WRITTEN TASK:
Type the records out again in full, exactly.

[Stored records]
────────────────────────────────────────

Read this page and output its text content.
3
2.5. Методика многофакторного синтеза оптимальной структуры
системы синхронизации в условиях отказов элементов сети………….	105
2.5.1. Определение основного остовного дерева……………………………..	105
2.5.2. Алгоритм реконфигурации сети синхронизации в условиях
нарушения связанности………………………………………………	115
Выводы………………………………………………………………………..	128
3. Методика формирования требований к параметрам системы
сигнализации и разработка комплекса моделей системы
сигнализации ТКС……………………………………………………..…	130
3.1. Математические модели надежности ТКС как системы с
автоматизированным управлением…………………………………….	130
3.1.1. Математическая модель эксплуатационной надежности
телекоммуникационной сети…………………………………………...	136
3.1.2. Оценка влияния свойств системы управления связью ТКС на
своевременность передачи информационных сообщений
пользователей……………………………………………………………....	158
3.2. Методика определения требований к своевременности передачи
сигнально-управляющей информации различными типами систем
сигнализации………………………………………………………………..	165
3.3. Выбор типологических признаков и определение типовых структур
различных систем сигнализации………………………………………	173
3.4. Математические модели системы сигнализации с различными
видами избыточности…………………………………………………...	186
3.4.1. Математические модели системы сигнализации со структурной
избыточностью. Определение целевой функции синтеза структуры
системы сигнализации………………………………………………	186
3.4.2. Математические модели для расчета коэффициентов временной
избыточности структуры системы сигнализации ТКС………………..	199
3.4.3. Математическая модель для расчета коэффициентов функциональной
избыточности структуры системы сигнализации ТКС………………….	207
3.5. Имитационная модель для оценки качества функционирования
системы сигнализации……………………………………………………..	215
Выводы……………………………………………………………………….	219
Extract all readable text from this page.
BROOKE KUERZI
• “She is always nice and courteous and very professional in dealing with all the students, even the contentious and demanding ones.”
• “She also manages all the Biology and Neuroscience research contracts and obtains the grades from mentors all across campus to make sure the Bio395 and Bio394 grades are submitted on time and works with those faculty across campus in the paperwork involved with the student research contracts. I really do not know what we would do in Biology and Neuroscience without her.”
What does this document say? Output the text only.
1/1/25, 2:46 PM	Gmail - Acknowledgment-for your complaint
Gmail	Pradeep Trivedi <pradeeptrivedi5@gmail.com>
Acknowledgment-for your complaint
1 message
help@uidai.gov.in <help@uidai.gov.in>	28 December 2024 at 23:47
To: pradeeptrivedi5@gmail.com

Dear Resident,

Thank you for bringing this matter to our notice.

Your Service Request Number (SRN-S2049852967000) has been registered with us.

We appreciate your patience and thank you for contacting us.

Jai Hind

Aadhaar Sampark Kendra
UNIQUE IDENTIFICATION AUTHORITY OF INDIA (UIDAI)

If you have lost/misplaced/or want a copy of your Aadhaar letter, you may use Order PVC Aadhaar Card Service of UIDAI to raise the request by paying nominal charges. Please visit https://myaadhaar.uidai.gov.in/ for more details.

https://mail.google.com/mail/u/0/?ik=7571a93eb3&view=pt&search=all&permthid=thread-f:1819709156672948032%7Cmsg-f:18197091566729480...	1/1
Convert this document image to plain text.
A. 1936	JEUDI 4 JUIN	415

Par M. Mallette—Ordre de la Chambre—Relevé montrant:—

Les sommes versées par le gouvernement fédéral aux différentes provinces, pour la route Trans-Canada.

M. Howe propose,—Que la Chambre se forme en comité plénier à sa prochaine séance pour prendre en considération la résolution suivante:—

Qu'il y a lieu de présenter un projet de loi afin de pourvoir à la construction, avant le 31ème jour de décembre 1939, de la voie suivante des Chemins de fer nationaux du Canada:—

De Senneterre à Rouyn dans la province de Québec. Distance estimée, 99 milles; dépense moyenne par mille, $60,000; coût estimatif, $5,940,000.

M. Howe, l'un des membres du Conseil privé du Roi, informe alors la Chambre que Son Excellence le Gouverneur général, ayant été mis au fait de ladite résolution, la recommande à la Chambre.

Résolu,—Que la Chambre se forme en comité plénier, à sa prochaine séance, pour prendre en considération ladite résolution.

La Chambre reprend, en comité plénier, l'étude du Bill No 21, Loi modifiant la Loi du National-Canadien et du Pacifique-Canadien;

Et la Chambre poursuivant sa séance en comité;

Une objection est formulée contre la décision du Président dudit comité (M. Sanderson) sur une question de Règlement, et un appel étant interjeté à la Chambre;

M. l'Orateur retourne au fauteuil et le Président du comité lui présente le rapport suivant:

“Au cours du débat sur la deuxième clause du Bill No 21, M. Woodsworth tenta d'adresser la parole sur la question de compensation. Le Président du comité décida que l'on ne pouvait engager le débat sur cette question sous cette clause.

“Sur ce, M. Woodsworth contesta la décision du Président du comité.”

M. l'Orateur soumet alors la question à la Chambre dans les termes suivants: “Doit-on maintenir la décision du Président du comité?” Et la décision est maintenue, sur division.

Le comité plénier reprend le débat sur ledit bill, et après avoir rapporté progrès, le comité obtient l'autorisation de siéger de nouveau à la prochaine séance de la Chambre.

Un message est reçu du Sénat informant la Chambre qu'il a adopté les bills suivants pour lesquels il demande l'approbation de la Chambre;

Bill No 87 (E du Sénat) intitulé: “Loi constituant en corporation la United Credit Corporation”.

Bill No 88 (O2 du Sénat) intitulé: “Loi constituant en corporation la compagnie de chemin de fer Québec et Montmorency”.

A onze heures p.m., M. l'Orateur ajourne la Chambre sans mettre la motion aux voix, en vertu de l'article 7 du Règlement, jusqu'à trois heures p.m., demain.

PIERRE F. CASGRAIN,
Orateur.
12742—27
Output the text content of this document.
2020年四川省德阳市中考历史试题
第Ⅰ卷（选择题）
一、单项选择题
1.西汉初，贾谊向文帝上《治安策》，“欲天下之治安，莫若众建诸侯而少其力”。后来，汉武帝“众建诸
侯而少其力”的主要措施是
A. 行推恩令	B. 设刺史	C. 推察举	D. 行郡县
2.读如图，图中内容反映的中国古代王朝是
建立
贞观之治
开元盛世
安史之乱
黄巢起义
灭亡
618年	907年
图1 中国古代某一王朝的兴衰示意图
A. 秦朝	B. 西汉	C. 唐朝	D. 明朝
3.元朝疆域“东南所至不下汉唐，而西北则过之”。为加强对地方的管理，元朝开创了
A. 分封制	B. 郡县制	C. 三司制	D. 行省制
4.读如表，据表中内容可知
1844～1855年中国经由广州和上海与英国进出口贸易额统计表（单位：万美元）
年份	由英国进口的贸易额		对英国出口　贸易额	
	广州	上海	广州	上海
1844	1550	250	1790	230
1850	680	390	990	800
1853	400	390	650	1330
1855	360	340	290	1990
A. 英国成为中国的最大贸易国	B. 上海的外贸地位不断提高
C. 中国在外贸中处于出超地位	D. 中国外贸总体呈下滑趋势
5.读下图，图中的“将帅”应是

────────────────────────────────────────

FINAL RESULT:
Read this page and output its text content.
3
2.5. Методика многофакторного синтеза оптимальной структуры
системы синхронизации в условиях отказов элементов сети………….	105
2.5.1. Определение основного остовного дерева……………………………..	105
2.5.2. Алгоритм реконфигурации сети синхронизации в условиях
нарушения связанности………………………………………………	115
Выводы………………………………………………………………………..	128
3. Методика формирования требований к параметрам системы
сигнализации и разработка комплекса моделей системы
сигнализации ТКС……………………………………………………..…	130
3.1. Математические модели надежности ТКС как системы с
автоматизированным управлением…………………………………….	130
3.1.1. Математическая модель эксплуатационной надежности
телекоммуникационной сети…………………………………………...	136
3.1.2. Оценка влияния свойств системы управления связью ТКС на
своевременность передачи информационных сообщений
пользователей……………………………………………………………....	158
3.2. Методика определения требований к своевременности передачи
сигнально-управляющей информации различными типами систем
сигнализации………………………………………………………………..	165
3.3. Выбор типологических признаков и определение типовых структур
различных систем сигнализации………………………………………	173
3.4. Математические модели системы сигнализации с различными
видами избыточности…………………………………………………...	186
3.4.1. Математические модели системы сигнализации со структурной
избыточностью. Определение целевой функции синтеза структуры
системы сигнализации………………………………………………	186
3.4.2. Математические модели для расчета коэффициентов временной
избыточности структуры системы сигнализации ТКС………………..	199
3.4.3. Математическая модель для расчета коэффициентов функциональной
избыточности структуры системы сигнализации ТКС………………….	207
3.5. Имитационная модель для оценки качества функционирования
системы сигнализации……………………………………………………..	215
Выводы……………………………………………………………………….	219
Extract all readable text from this page.
BROOKE KUERZI
• “She is always nice and courteous and very professional in dealing with all the students, even the contentious and demanding ones.”
• “She also manages all the Biology and Neuroscience research contracts and obtains the grades from mentors all across campus to make sure the Bio395 and Bio394 grades are submitted on time and works with those faculty across campus in the paperwork involved with the student research contracts. I really do not know what we would do in Biology and Neuroscience without her.”
What does this document say? Output the text only.
1/1/25, 2:46 PM	Gmail - Acknowledgment-for your complaint
Gmail	Pradeep Trivedi <pradeeptrivedi5@gmail.com>
Acknowledgment-for your complaint
1 message
help@uidai.gov.in <help@uidai.gov.in>	28 December 2024 at 23:47
To: pradeeptrivedi5@gmail.com

Dear Resident,

Thank you for bringing this matter to our notice.

Your Service Request Number (SRN-S2049852967000) has been registered with us.

We appreciate your patience and thank you for contacting us.

Jai Hind

Aadhaar Sampark Kendra
UNIQUE IDENTIFICATION AUTHORITY OF INDIA (UIDAI)

If you have lost/misplaced/or want a copy of your Aadhaar letter, you may use Order PVC Aadhaar Card Service of UIDAI to raise the request by paying nominal charges. Please visit https://myaadhaar.uidai.gov.in/ for more details.

https://mail.google.com/mail/u/0/?ik=7571a93eb3&view=pt&search=all&permthid=thread-f:1819709156672948032%7Cmsg-f:18197091566729480...	1/1
Convert this document image to plain text.
A. 1936	JEUDI 4 JUIN	415

Par M. Mallette—Ordre de la Chambre—Relevé montrant:—

Les sommes versées par le gouvernement fédéral aux différentes provinces, pour la route Trans-Canada.

M. Howe propose,—Que la Chambre se forme en comité plénier à sa prochaine séance pour prendre en considération la résolution suivante:—

Qu'il y a lieu de présenter un projet de loi afin de pourvoir à la construction, avant le 31ème jour de décembre 1939, de la voie suivante des Chemins de fer nationaux du Canada:—

De Senneterre à Rouyn dans la province de Québec. Distance estimée, 99 milles; dépense moyenne par mille, $60,000; coût estimatif, $5,940,000.

M. Howe, l'un des membres du Conseil privé du Roi, informe alors la Chambre que Son Excellence le Gouverneur général, ayant été mis au fait de ladite résolution, la recommande à la Chambre.

Résolu,—Que la Chambre se forme en comité plénier, à sa prochaine séance, pour prendre en considération ladite résolution.

La Chambre reprend, en comité plénier, l'étude du Bill No 21, Loi modifiant la Loi du National-Canadien et du Pacifique-Canadien;

Et la Chambre poursuivant sa séance en comité;

Une objection est formulée contre la décision du Président dudit comité (M. Sanderson) sur une question de Règlement, et un appel étant interjeté à la Chambre;

M. l'Orateur retourne au fauteuil et le Président du comité lui présente le rapport suivant:

“Au cours du débat sur la deuxième clause du Bill No 21, M. Woodsworth tenta d'adresser la parole sur la question de compensation. Le Président du comité décida que l'on ne pouvait engager le débat sur cette question sous cette clause.

“Sur ce, M. Woodsworth contesta la décision du Président du comité.”

M. l'Orateur soumet alors la question à la Chambre dans les termes suivants: “Doit-on maintenir la décision du Président du comité?” Et la décision est maintenue, sur division.

Le comité plénier reprend le débat sur ledit bill, et après avoir rapporté progrès, le comité obtient l'autorisation de siéger de nouveau à la prochaine séance de la Chambre.

Un message est reçu du Sénat informant la Chambre qu'il a adopté les bills suivants pour lesquels il demande l'approbation de la Chambre;

Bill No 87 (E du Sénat) intitulé: “Loi constituant en corporation la United Credit Corporation”.

Bill No 88 (O2 du Sénat) intitulé: “Loi constituant en corporation la compagnie de chemin de fer Québec et Montmorency”.

A onze heures p.m., M. l'Orateur ajourne la Chambre sans mettre la motion aux voix, en vertu de l'article 7 du Règlement, jusqu'à trois heures p.m., demain.

PIERRE F. CASGRAIN,
Orateur.
12742—27
Output the text content of this document.
2020年四川省德阳市中考历史试题
第Ⅰ卷（选择题）
一、单项选择题
1.西汉初，贾谊向文帝上《治安策》，“欲天下之治安，莫若众建诸侯而少其力”。后来，汉武帝“众建诸
侯而少其力”的主要措施是
A. 行推恩令	B. 设刺史	C. 推察举	D. 行郡县
2.读如图，图中内容反映的中国古代王朝是
建立
贞观之治
开元盛世
安史之乱
黄巢起义
灭亡
618年	907年
图1 中国古代某一王朝的兴衰示意图
A. 秦朝	B. 西汉	C. 唐朝	D. 明朝
3.元朝疆域“东南所至不下汉唐，而西北则过之”。为加强对地方的管理，元朝开创了
A. 分封制	B. 郡县制	C. 三司制	D. 行省制
4.读如表，据表中内容可知
1844～1855年中国经由广州和上海与英国进出口贸易额统计表（单位：万美元）
年份	由英国进口的贸易额		对英国出口　贸易额	
	广州	上海	广州	上海
1844	1550	250	1790	230
1850	680	390	990	800
1853	400	390	650	1330
1855	360	340	290	1990
A. 英国成为中国的最大贸易国	B. 上海的外贸地位不断提高
C. 中国在外贸中处于出超地位	D. 中国外贸总体呈下滑趋势
5.读下图，图中的“将帅”应是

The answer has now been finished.